Set task
Locate the string "image" in the records below. Copy every line where it occurs.

Recorded information
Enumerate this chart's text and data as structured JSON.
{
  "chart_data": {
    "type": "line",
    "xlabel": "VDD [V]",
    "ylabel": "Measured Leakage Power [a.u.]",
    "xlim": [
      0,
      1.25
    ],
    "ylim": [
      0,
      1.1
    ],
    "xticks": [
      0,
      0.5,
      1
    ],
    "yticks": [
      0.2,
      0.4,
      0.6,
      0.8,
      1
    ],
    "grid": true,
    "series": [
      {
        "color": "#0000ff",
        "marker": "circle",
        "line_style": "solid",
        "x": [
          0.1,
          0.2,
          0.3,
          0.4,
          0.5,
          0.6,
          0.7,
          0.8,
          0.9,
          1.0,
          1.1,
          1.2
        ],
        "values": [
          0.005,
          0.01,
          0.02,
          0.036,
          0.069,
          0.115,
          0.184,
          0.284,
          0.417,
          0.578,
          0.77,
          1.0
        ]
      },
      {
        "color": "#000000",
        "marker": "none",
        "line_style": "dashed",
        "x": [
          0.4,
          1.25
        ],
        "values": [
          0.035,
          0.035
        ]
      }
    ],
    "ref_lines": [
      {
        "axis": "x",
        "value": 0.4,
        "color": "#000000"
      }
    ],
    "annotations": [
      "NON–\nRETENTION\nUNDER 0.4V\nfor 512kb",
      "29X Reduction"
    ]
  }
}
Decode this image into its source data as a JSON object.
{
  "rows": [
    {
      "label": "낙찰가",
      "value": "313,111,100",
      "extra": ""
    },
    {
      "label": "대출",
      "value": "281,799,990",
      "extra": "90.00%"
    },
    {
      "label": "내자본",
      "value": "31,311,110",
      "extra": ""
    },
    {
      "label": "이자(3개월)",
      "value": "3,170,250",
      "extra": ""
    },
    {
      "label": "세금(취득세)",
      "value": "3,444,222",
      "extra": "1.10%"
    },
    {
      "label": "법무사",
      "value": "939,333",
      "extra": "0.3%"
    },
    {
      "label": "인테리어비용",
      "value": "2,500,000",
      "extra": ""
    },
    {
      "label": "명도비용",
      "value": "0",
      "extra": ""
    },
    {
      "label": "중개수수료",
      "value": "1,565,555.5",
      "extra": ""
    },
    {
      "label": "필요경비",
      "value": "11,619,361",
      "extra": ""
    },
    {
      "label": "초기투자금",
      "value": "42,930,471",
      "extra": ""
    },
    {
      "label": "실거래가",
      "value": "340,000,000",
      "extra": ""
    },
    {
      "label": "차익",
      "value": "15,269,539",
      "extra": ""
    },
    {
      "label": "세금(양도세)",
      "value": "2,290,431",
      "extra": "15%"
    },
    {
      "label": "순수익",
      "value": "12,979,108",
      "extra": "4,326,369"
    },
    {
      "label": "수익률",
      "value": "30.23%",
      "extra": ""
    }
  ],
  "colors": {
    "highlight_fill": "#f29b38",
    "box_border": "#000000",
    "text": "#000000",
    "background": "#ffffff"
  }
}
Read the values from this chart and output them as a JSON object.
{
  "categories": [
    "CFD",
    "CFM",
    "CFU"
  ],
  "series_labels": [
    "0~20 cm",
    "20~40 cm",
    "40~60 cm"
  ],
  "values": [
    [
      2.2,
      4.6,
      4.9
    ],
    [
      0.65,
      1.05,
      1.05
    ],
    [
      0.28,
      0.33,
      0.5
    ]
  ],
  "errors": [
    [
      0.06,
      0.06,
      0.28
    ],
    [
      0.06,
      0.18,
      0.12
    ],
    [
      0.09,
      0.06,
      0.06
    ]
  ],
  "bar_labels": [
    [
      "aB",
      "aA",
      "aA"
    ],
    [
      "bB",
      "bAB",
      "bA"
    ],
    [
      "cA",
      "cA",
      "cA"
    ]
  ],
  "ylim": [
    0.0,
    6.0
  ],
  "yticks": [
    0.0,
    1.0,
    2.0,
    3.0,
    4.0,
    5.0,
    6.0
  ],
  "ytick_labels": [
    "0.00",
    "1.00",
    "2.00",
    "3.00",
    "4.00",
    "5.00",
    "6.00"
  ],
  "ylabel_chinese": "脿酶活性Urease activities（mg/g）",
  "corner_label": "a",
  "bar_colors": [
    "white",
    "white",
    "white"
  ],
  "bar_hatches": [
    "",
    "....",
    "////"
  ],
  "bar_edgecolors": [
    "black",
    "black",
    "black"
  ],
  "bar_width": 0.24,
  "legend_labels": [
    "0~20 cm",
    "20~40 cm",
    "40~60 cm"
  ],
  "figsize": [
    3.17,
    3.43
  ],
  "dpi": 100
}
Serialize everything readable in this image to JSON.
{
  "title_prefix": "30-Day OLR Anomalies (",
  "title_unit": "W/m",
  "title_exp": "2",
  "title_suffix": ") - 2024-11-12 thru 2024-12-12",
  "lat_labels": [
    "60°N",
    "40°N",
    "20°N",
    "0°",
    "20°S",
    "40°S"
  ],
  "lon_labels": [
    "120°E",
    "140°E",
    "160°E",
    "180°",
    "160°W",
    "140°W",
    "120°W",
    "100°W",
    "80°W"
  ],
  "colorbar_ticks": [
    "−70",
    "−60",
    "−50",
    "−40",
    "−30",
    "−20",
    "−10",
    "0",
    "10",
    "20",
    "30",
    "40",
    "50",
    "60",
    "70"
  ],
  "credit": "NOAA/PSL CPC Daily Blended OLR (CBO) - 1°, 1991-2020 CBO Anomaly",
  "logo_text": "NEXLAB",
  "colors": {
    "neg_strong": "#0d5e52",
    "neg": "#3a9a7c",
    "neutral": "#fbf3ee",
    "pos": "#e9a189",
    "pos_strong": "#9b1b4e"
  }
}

Output below
Decode this image into its source data as a JSON object.
Serialize everything readable in this image to JSON.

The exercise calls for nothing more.